◆ **Objective**
Check every line below for the string "людей", and copy the lines that contain it.

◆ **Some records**

****************************************

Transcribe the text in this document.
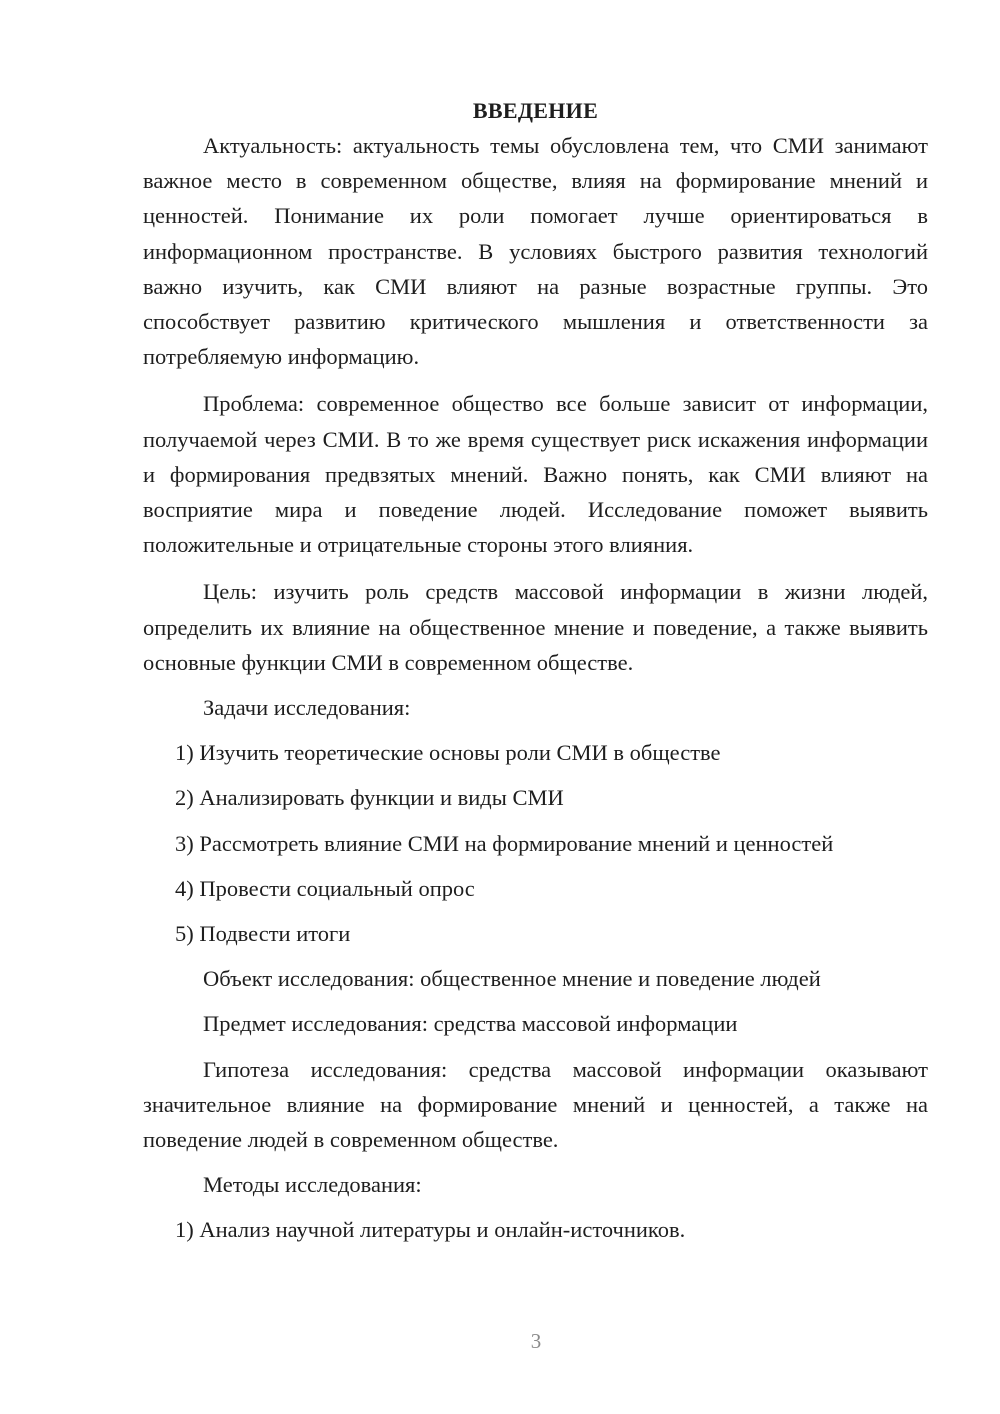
ВВЕДЕНИЕ

Актуальность: актуальность темы обусловлена тем, что СМИ занимают важное место в современном обществе, влияя на формирование мнений и ценностей. Понимание их роли помогает лучше ориентироваться в информационном пространстве. В условиях быстрого развития технологий важно изучить, как СМИ влияют на разные возрастные группы. Это способствует развитию критического мышления и ответственности за потребляемую информацию.

Проблема: современное общество все больше зависит от информации, получаемой через СМИ. В то же время существует риск искажения информации и формирования предвзятых мнений. Важно понять, как СМИ влияют на восприятие мира и поведение людей. Исследование поможет выявить положительные и отрицательные стороны этого влияния.

Цель: изучить роль средств массовой информации в жизни людей, определить их влияние на общественное мнение и поведение, а также выявить основные функции СМИ в современном обществе.

Задачи исследования:

1) Изучить теоретические основы роли СМИ в обществе

2) Анализировать функции и виды СМИ

3) Рассмотреть влияние СМИ на формирование мнений и ценностей

4) Провести социальный опрос

5) Подвести итоги

Объект исследования: общественное мнение и поведение людей

Предмет исследования: средства массовой информации

Гипотеза исследования: средства массовой информации оказывают значительное влияние на формирование мнений и ценностей, а также на поведение людей в современном обществе.

Методы исследования:

1) Анализ научной литературы и онлайн-источников.

3
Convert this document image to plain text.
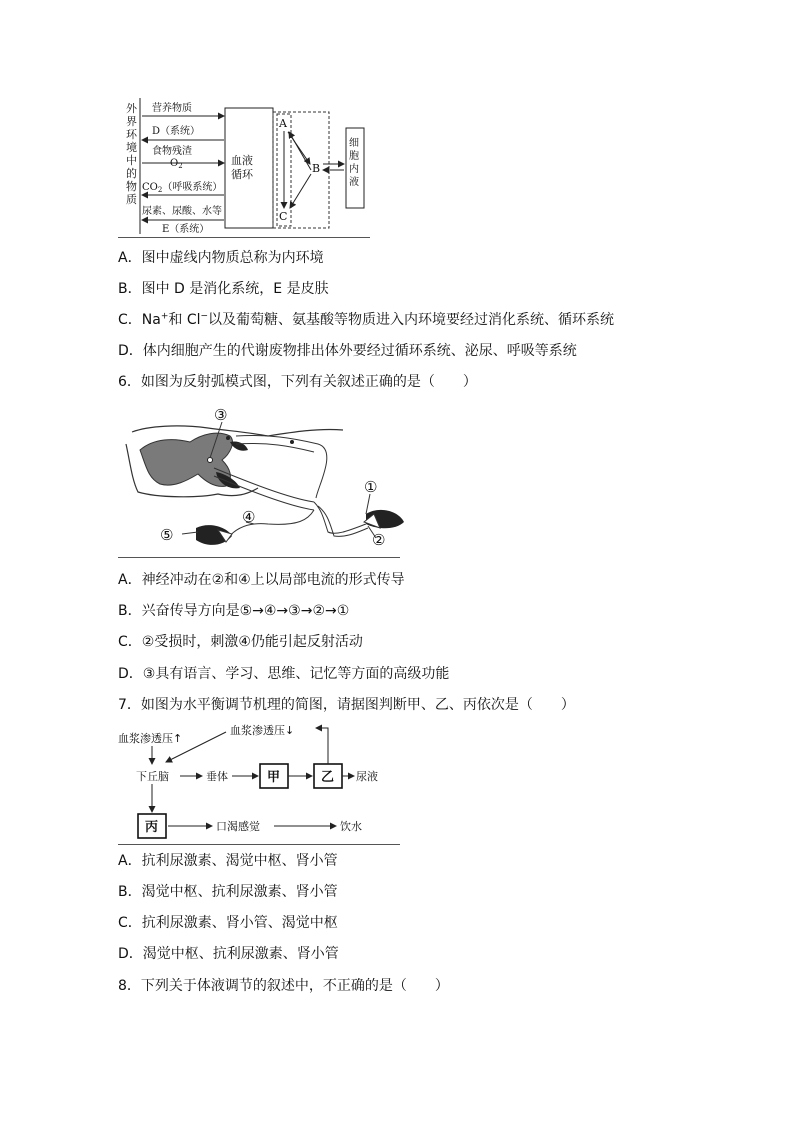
外
界
环
境
中
的
物
质
营养物质
D（系统）
食物残渣
$O_2$
$CO_2$（呼吸系统）
尿素、尿酸、水等
E（系统）
血液
循环
A
B
C
细
胞
内
液
A．图中虚线内物质总称为内环境
B．图中 D 是消化系统，E 是皮肤
C．Na+和 Cl−以及葡萄糖、氨基酸等物质进入内环境要经过消化系统、循环系统
D．体内细胞产生的代谢废物排出体外要经过循环系统、泌尿、呼吸等系统
6．如图为反射弧模式图，下列有关叙述正确的是（　　）
③
①
②
④
⑤
A．神经冲动在②和④上以局部电流的形式传导
B．兴奋传导方向是⑤→④→③→②→①
C．②受损时，刺激④仍能引起反射活动
D．③具有语言、学习、思维、记忆等方面的高级功能
7．如图为水平衡调节机理的简图，请据图判断甲、乙、丙依次是（　　）
血浆渗透压↑
血浆渗透压↓
下丘脑	垂体	尿液
口渴感觉	饮水
甲	乙
丙
A．抗利尿激素、渴觉中枢、肾小管
B．渴觉中枢、抗利尿激素、肾小管
C．抗利尿激素、肾小管、渴觉中枢
D．渴觉中枢、抗利尿激素、肾小管
8．下列关于体液调节的叙述中，不正确的是（　　）
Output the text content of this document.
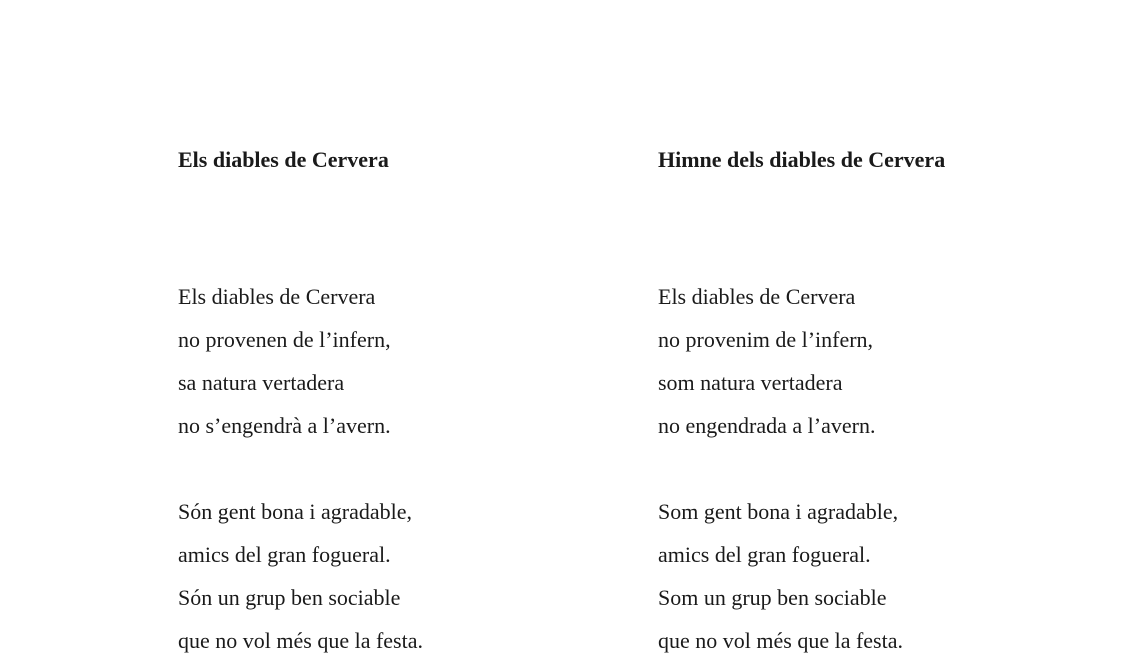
Els diables de Cervera
Els diables de Cervera
no provenen de l’infern,
sa natura vertadera
no s’engendrà a l’avern.
Són gent bona i agradable,
amics del gran fogueral.
Són un grup ben sociable
que no vol més que la festa.
Himne dels diables de Cervera
Els diables de Cervera
no provenim de l’infern,
som natura vertadera
no engendrada a l’avern.
Som gent bona i agradable,
amics del gran fogueral.
Som un grup ben sociable
que no vol més que la festa.
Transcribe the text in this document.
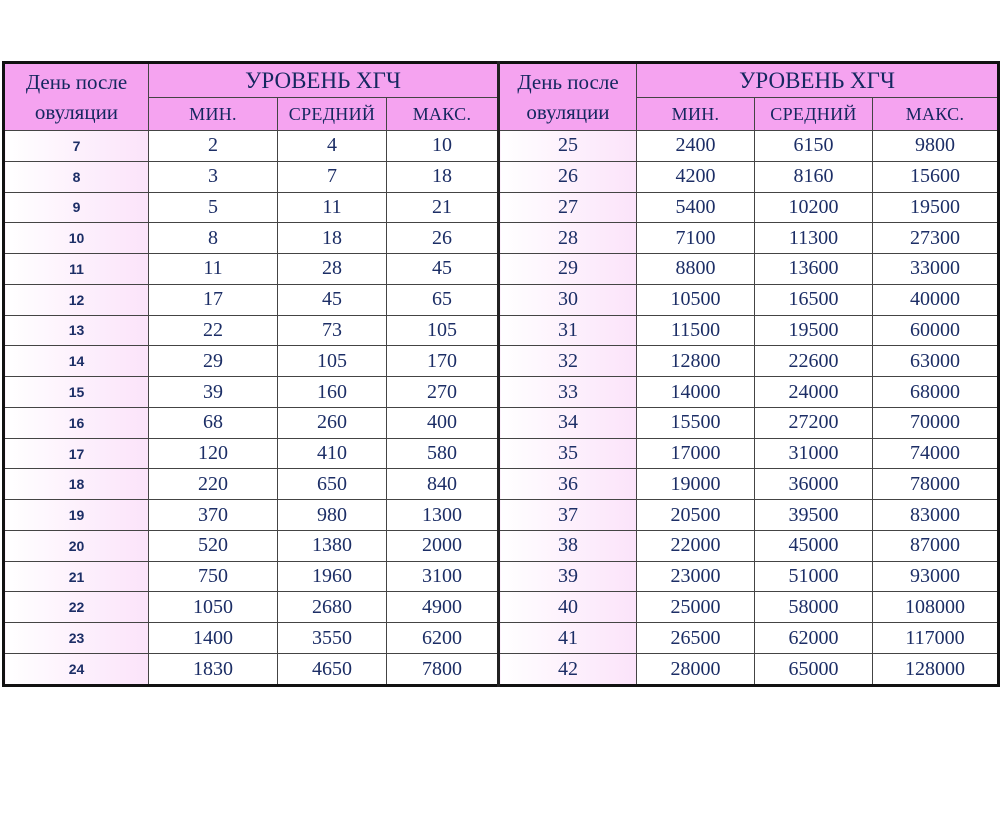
День после
овуляции	УРОВЕНЬ ХГЧ			День после
овуляции	УРОВЕНЬ ХГЧ		
	МИН.	СРЕДНИЙ	МАКС.		МИН.	СРЕДНИЙ	МАКС.
7	2	4	10	25	2400	6150	9800
8	3	7	18	26	4200	8160	15600
9	5	11	21	27	5400	10200	19500
10	8	18	26	28	7100	11300	27300
11	11	28	45	29	8800	13600	33000
12	17	45	65	30	10500	16500	40000
13	22	73	105	31	11500	19500	60000
14	29	105	170	32	12800	22600	63000
15	39	160	270	33	14000	24000	68000
16	68	260	400	34	15500	27200	70000
17	120	410	580	35	17000	31000	74000
18	220	650	840	36	19000	36000	78000
19	370	980	1300	37	20500	39500	83000
20	520	1380	2000	38	22000	45000	87000
21	750	1960	3100	39	23000	51000	93000
22	1050	2680	4900	40	25000	58000	108000
23	1400	3550	6200	41	26500	62000	117000
24	1830	4650	7800	42	28000	65000	128000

****************************************

◆ **Response to the exercise**
Проблема: современное общество все больше зависит от информации, получаемой через СМИ. В то же время существует риск искажения информации и формирования предвзятых мнений. Важно понять, как СМИ влияют на восприятие мира и поведение людей. Исследование поможет выявить положительные и отрицательные стороны этого влияния.
Цель: изучить роль средств массовой информации в жизни людей, определить их влияние на общественное мнение и поведение, а также выявить основные функции СМИ в современном обществе.
Объект исследования: общественное мнение и поведение людей
Гипотеза исследования: средства массовой информации оказывают значительное влияние на формирование мнений и ценностей, а также на поведение людей в современном обществе.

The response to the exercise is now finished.